“#No game: Jetzt ist Schluss mit Schweigen!” ist ein Roman der amerikanischen Autorin Natasha Friend und erzählt die Geschichte eines sexuellen Übergriffs und der Folgen für ein junges Mädchen in dem Milieu einer Kleinstadt. Kann man so einen Vorfall tatsächlich verdrängen oder muss man Mut beweisen und die Täter zur Strecke bringen? Aus der Perspektive von vier Jugendlichen erzählt. Bewegend, mitreißend und souverän erzählt. Ein wichtiger Beitrag zu #metoo. Für Jugendliche ab 14 Jahren und interessierte Erwachsene.

■ ■ ■ ■ ■

**Zu bearbeitende Aufgaben**
1: Mit welchen Adjektiven beschreibt der Auszug, wie der Roman erzählt ist?
2: Für welches Alter empfiehlt der Auszug den Roman?

**Aufgeführte Einträge**

■ ■ ■ ■ ■

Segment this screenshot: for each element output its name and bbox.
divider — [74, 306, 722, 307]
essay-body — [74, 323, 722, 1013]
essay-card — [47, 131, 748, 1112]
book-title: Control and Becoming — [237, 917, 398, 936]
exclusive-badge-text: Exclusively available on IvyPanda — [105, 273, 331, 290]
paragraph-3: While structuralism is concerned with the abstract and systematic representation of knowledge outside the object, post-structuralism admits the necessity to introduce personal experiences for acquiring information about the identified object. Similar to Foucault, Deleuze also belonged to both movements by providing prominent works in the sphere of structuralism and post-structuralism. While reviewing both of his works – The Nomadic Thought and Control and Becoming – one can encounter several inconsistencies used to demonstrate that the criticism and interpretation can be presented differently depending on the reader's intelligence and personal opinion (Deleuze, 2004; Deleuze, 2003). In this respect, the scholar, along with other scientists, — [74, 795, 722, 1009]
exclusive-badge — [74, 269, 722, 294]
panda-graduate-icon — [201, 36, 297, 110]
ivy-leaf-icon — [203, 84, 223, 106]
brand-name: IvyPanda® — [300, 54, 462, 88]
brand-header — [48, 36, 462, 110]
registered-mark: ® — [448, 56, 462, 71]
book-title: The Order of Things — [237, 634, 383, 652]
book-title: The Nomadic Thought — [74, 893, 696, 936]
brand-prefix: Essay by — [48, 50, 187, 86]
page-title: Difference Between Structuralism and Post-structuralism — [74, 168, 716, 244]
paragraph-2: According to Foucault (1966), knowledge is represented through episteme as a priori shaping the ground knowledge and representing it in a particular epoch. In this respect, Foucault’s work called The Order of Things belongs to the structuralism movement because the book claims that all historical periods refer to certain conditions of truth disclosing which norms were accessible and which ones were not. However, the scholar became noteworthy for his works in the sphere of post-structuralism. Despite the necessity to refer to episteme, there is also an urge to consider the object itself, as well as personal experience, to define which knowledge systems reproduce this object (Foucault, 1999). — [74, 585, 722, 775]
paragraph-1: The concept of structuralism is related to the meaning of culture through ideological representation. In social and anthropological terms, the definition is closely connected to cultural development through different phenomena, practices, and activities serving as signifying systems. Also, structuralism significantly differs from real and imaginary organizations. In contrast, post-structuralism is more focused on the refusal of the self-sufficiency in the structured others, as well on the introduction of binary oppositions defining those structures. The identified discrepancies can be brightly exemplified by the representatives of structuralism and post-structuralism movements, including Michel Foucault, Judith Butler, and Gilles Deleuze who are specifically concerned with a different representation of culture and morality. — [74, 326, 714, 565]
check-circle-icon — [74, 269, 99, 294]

■ ■ ■ ■ ■

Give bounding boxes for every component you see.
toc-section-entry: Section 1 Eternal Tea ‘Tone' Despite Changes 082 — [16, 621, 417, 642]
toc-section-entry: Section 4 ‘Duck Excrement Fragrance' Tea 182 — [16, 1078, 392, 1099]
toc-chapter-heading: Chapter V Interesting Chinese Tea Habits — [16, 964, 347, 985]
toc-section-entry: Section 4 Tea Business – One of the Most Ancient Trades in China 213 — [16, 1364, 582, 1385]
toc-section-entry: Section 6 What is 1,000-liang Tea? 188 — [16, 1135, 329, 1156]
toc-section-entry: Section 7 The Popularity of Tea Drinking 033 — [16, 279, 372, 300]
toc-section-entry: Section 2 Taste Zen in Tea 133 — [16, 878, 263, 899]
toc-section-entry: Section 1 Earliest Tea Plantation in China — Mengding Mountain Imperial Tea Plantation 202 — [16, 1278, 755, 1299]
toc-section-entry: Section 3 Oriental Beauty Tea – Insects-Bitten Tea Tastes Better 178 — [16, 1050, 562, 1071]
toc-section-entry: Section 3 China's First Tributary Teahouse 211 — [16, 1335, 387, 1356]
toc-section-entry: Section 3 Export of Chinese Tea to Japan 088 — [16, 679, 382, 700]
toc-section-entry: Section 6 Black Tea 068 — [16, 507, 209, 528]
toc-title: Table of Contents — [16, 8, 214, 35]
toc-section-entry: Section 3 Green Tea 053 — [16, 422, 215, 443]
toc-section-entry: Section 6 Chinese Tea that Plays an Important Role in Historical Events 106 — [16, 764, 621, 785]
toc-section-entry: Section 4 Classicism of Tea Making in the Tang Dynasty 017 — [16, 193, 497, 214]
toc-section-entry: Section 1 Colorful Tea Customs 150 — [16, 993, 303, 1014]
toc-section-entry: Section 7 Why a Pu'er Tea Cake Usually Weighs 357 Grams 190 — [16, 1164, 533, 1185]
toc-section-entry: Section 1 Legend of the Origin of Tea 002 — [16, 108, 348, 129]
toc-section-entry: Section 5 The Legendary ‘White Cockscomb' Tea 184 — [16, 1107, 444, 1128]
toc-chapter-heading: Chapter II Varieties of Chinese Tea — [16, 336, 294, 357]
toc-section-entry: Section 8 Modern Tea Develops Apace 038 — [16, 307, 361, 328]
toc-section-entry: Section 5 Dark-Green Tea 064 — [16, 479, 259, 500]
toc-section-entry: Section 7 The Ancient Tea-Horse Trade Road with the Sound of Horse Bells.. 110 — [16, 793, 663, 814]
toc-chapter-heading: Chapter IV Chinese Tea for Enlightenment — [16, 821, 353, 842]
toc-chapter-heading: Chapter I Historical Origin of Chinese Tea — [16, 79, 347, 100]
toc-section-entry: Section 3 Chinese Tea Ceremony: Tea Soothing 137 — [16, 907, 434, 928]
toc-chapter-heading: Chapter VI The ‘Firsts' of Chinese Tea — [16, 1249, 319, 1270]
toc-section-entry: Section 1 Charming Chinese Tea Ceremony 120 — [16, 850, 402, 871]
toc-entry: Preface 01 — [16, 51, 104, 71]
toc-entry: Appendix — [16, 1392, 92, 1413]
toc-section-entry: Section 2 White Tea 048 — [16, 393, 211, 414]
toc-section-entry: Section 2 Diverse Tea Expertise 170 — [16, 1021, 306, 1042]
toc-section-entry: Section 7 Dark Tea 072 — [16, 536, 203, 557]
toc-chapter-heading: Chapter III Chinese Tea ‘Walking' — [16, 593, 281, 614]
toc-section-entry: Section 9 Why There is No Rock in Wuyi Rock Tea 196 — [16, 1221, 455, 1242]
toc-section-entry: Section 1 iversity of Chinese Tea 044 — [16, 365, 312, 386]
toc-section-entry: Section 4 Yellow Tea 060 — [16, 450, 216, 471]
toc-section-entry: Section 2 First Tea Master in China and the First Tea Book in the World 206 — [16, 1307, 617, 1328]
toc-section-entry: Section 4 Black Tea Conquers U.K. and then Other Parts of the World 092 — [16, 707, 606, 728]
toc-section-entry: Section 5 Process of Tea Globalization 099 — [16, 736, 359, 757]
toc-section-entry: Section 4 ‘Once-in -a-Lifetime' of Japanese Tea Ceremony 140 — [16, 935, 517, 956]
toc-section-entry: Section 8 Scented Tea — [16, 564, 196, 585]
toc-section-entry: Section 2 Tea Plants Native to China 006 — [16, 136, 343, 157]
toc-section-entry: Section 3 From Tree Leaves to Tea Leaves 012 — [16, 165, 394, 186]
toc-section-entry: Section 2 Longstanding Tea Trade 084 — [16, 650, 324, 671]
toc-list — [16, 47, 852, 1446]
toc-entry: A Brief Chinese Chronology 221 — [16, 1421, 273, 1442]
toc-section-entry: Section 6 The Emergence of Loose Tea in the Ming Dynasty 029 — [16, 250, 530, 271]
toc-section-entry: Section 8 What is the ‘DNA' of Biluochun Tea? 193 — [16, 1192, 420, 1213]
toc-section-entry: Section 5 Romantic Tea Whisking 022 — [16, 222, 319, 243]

■ ■ ■ ■ ■

**Die Antworten**
1: Bewegend, mitreißend, souverän

2: Für Jugendliche ab 14 Jahren und interessierte Erwachsene.